§ **Task details**
Your answer consists of the lines in the data that contain "toepassing". Copy each of them.

━━ Record excerpts ━━

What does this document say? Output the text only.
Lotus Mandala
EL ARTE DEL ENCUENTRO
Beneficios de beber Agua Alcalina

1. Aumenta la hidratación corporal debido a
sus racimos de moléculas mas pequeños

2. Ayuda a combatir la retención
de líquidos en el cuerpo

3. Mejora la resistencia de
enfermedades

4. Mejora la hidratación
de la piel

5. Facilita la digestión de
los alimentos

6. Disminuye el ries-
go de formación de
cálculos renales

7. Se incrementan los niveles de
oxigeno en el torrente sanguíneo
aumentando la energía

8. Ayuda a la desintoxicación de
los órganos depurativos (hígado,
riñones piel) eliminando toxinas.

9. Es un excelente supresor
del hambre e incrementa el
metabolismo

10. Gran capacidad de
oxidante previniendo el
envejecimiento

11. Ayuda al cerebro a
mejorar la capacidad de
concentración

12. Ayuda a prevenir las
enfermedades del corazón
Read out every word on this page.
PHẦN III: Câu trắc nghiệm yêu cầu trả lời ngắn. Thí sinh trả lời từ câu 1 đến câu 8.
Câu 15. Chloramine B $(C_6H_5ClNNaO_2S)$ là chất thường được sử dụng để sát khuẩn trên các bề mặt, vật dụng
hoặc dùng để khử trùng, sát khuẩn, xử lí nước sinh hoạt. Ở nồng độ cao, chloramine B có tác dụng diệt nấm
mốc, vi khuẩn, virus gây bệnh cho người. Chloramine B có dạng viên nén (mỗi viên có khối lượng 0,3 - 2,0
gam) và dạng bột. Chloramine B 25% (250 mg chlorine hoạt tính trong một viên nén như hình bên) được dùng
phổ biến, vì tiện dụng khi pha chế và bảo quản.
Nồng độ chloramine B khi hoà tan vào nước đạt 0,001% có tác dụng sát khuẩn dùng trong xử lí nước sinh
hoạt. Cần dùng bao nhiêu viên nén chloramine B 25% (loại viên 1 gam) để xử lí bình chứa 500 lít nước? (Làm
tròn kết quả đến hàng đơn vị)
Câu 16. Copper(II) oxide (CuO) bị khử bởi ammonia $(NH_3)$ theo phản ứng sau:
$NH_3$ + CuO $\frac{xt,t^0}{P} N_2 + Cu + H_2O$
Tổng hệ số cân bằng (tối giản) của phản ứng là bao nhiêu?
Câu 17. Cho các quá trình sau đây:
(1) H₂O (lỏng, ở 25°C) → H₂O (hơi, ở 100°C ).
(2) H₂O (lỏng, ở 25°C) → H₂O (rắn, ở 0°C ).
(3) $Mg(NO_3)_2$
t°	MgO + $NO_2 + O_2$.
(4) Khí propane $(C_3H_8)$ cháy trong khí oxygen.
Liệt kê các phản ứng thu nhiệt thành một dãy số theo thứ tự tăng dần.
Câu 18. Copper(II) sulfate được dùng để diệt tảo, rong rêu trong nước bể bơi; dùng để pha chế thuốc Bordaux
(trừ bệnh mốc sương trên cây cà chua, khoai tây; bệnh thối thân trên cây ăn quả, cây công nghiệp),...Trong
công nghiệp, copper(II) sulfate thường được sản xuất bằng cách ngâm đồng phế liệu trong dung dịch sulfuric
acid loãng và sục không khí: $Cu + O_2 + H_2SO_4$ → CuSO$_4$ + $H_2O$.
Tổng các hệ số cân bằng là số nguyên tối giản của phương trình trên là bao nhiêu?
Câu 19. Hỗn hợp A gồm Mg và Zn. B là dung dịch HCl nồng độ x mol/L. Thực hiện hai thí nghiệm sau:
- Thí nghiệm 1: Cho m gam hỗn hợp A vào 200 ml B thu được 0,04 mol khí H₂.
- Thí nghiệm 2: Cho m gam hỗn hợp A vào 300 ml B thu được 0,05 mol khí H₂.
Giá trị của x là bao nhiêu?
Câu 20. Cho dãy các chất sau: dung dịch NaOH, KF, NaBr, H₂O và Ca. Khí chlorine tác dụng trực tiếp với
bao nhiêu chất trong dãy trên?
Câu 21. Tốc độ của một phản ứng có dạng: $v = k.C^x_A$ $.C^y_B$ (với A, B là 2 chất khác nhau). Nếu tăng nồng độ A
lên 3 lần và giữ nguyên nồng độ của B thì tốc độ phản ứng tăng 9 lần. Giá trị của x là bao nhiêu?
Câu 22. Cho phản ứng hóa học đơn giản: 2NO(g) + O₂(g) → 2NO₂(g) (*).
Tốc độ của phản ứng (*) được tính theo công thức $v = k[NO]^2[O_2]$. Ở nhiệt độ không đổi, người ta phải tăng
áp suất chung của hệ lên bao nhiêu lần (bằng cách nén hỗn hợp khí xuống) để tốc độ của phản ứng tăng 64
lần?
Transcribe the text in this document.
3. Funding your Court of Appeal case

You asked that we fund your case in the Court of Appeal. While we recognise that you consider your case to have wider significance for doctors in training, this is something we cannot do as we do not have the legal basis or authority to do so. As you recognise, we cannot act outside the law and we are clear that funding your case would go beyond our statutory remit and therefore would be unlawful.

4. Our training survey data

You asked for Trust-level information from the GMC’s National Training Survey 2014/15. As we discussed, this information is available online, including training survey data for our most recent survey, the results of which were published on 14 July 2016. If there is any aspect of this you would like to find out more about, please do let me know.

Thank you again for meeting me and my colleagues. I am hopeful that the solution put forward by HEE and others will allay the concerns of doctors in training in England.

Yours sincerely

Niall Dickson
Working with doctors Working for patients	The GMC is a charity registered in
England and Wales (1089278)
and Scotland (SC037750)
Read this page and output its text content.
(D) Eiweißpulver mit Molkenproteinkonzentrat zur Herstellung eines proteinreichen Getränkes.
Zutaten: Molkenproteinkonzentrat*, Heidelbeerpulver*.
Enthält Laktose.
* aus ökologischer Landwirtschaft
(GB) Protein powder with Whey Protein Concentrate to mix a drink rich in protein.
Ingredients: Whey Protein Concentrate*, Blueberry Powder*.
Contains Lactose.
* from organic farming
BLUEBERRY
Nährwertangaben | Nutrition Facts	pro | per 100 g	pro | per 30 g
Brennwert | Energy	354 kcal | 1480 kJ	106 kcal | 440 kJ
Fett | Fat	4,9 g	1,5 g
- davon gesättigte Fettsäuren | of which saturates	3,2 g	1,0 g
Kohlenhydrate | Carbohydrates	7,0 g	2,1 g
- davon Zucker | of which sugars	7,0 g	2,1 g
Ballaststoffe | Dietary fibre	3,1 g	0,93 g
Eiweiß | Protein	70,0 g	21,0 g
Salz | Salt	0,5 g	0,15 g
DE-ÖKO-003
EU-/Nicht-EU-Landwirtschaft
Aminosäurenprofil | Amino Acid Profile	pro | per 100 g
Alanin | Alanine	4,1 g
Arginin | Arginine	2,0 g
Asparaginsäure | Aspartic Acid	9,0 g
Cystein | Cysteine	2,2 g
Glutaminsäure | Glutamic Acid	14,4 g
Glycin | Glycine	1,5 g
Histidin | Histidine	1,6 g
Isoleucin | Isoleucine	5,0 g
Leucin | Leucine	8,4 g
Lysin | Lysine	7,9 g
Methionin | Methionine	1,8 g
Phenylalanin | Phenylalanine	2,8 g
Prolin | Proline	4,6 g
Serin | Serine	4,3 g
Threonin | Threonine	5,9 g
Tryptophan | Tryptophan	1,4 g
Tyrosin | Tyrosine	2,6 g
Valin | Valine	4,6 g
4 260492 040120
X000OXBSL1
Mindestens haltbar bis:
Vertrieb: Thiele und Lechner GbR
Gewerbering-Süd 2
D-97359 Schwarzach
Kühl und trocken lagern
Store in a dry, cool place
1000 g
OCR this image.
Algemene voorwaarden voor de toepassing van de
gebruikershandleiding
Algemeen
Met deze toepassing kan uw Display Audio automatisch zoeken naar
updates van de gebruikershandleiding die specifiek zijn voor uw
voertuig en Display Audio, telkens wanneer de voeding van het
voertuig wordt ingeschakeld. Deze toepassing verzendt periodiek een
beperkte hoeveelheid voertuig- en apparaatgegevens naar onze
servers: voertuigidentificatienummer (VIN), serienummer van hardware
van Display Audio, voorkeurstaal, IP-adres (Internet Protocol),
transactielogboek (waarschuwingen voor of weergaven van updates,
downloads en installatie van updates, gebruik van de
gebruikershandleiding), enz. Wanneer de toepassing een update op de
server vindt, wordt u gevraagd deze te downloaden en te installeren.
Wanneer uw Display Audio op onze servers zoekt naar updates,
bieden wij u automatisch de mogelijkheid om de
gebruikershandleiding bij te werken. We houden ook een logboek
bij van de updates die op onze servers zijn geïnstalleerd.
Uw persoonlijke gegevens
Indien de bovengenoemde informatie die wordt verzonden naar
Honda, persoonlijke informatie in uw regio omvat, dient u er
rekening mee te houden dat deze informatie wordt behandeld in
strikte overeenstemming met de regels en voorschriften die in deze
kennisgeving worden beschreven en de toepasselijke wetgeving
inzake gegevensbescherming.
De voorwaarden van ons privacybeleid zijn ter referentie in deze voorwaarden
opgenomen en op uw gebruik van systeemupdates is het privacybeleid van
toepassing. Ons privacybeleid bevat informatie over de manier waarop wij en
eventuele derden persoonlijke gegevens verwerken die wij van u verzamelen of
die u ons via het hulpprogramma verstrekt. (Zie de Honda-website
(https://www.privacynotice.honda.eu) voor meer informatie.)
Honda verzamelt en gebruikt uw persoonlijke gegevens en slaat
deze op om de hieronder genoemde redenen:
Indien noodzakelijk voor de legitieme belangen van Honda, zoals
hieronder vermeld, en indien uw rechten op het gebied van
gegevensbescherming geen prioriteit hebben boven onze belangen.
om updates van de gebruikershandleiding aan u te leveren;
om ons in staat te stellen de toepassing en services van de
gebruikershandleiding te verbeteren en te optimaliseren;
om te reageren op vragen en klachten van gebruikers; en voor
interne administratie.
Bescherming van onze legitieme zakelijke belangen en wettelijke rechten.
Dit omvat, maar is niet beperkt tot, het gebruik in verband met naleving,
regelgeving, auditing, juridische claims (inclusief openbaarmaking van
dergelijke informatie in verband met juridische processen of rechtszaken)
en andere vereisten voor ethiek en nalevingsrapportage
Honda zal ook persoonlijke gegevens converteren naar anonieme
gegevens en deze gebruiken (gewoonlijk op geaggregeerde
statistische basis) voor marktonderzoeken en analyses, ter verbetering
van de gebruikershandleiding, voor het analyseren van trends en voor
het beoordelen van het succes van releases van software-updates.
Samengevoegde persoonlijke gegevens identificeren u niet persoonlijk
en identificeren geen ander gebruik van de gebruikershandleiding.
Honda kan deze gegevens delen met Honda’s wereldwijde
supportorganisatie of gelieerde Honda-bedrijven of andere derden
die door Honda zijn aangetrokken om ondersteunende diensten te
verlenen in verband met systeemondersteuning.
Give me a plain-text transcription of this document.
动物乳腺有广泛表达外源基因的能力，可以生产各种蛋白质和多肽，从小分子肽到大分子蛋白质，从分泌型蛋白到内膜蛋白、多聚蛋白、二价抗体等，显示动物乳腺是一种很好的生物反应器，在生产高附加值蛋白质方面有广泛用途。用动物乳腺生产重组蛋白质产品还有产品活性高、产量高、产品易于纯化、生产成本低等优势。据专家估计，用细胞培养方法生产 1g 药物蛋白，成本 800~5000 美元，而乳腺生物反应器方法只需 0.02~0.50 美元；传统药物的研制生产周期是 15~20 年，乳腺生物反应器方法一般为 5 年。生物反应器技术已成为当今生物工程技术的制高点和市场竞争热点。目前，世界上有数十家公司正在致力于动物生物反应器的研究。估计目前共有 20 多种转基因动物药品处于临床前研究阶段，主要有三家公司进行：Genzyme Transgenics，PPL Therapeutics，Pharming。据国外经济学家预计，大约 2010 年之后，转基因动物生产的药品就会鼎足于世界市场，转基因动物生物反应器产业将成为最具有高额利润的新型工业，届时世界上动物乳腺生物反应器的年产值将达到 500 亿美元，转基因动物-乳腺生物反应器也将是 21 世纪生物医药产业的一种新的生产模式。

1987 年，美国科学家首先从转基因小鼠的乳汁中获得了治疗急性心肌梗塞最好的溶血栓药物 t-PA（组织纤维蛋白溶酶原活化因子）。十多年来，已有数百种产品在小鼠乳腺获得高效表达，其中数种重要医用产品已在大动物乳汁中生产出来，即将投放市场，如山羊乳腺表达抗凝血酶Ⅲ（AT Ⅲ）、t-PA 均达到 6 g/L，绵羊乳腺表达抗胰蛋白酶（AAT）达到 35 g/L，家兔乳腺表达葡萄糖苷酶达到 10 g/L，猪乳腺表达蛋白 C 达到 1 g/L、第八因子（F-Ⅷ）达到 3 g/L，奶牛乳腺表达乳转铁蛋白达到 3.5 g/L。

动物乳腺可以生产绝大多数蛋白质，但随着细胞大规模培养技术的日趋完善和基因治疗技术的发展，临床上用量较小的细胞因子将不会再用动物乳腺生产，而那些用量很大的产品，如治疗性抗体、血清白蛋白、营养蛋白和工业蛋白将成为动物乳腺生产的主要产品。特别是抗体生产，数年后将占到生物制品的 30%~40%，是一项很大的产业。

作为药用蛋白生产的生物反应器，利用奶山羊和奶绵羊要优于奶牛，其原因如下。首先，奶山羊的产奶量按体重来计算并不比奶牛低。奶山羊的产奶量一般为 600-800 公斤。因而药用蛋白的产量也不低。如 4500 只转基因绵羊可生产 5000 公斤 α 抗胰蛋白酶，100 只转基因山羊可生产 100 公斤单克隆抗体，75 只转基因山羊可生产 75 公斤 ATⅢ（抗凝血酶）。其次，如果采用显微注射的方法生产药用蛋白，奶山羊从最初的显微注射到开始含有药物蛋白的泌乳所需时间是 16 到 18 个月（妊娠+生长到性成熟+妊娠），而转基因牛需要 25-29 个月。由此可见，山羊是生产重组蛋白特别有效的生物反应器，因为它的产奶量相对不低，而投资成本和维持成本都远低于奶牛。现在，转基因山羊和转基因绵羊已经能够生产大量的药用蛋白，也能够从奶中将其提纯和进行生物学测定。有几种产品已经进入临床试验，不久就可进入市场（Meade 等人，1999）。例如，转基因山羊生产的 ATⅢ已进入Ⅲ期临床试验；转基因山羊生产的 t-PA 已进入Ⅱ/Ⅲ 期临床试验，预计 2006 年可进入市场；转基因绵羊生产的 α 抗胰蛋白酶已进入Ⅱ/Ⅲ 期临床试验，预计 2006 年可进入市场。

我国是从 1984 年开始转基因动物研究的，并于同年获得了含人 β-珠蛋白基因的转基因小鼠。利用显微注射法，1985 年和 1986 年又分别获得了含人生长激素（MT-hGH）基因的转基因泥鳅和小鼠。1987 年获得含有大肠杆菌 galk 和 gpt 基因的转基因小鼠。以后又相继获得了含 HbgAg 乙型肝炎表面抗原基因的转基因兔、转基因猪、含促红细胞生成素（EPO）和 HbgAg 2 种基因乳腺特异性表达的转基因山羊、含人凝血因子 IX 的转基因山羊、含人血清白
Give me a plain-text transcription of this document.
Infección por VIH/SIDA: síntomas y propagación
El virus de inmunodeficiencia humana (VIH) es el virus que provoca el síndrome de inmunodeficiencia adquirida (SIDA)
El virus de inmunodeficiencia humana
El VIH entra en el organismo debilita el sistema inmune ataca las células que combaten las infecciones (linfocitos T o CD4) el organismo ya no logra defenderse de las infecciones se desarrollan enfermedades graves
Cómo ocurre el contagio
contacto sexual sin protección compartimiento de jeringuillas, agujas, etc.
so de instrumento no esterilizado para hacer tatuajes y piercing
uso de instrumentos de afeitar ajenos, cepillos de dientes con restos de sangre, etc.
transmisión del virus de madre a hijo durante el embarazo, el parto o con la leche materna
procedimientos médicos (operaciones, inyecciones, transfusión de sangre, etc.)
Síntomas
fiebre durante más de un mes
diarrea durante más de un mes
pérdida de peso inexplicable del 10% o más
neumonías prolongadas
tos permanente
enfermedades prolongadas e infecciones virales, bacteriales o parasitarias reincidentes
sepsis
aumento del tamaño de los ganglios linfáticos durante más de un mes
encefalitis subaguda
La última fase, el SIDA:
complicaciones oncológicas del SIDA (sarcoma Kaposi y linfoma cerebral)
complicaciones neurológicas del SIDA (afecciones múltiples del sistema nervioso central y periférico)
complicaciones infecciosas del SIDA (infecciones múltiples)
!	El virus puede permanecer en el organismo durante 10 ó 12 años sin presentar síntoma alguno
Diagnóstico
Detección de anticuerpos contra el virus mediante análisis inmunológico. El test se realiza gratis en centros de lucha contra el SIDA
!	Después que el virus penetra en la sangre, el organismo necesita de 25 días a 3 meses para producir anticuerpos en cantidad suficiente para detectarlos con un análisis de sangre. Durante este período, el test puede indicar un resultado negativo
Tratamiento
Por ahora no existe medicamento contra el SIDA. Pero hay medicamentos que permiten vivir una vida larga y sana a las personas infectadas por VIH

━━━

§ **Solution**
Algemene voorwaarden voor de toepassing van de
Met deze toepassing kan uw Display Audio automatisch zoeken naar
voertuig wordt ingeschakeld. Deze toepassing verzendt periodiek een
gebruikershandleiding), enz. Wanneer de toepassing een update op de
toepassing. Ons privacybeleid bevat informatie over de manier waarop wij en
om ons in staat te stellen de toepassing en services van de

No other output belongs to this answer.